TASK TO CARRY OUT
Locate the line that contains "Output the text content of this document.". Print it and each following line through the end of the listing, verbatim, and nothing more.

****

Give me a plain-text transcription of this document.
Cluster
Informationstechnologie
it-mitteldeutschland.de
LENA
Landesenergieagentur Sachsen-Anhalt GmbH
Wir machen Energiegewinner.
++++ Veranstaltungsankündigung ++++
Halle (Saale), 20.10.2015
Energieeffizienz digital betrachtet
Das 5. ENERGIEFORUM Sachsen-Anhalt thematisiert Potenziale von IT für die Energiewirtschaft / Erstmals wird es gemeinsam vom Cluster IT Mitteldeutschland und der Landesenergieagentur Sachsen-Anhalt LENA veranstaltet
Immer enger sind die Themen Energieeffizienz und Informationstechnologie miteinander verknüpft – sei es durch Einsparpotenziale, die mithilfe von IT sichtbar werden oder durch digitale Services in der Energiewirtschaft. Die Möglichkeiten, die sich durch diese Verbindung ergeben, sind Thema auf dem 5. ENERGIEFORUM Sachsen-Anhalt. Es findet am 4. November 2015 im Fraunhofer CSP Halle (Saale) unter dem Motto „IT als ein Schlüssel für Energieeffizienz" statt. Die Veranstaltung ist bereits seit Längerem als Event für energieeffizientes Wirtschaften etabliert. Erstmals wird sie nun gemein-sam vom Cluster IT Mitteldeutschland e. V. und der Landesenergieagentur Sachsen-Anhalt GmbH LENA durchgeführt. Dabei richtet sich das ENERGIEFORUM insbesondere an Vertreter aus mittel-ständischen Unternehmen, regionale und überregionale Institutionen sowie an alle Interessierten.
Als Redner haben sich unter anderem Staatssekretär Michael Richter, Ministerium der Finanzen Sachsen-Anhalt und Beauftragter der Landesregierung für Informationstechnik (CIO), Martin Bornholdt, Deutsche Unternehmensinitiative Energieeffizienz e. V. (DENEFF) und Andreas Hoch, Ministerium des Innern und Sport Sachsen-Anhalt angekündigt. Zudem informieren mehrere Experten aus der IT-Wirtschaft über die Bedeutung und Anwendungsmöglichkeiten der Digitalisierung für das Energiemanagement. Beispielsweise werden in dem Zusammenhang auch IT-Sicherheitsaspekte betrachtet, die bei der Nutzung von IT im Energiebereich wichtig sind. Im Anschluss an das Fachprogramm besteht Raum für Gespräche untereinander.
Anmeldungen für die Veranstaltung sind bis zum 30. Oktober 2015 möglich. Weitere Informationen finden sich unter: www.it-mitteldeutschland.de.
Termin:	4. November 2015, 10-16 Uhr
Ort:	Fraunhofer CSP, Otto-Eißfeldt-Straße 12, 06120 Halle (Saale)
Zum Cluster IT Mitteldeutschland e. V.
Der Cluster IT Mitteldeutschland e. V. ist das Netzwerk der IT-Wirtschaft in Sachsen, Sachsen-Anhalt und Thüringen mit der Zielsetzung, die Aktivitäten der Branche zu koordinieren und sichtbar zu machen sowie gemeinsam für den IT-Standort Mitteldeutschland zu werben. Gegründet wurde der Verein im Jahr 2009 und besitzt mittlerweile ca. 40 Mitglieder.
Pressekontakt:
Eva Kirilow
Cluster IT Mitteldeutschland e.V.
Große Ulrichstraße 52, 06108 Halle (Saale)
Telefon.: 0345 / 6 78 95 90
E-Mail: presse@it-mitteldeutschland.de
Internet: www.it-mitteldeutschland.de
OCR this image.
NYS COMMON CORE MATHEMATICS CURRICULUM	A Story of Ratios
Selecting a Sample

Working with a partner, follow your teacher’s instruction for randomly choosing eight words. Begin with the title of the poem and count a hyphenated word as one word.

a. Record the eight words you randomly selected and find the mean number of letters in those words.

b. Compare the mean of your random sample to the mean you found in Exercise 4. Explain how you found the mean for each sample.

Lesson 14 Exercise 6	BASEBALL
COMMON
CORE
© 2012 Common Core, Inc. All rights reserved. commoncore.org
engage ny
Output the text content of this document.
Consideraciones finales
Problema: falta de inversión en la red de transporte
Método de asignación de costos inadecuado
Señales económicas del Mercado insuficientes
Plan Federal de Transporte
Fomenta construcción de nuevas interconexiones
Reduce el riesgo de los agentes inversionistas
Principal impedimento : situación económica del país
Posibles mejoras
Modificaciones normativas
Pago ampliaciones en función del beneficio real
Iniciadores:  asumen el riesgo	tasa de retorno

****

WRITTEN SOLUTION
Output the text content of this document.
Consideraciones finales
Problema: falta de inversión en la red de transporte
Método de asignación de costos inadecuado
Señales económicas del Mercado insuficientes
Plan Federal de Transporte
Fomenta construcción de nuevas interconexiones
Reduce el riesgo de los agentes inversionistas
Principal impedimento : situación económica del país
Posibles mejoras
Modificaciones normativas
Pago ampliaciones en función del beneficio real
Iniciadores:  asumen el riesgo	tasa de retorno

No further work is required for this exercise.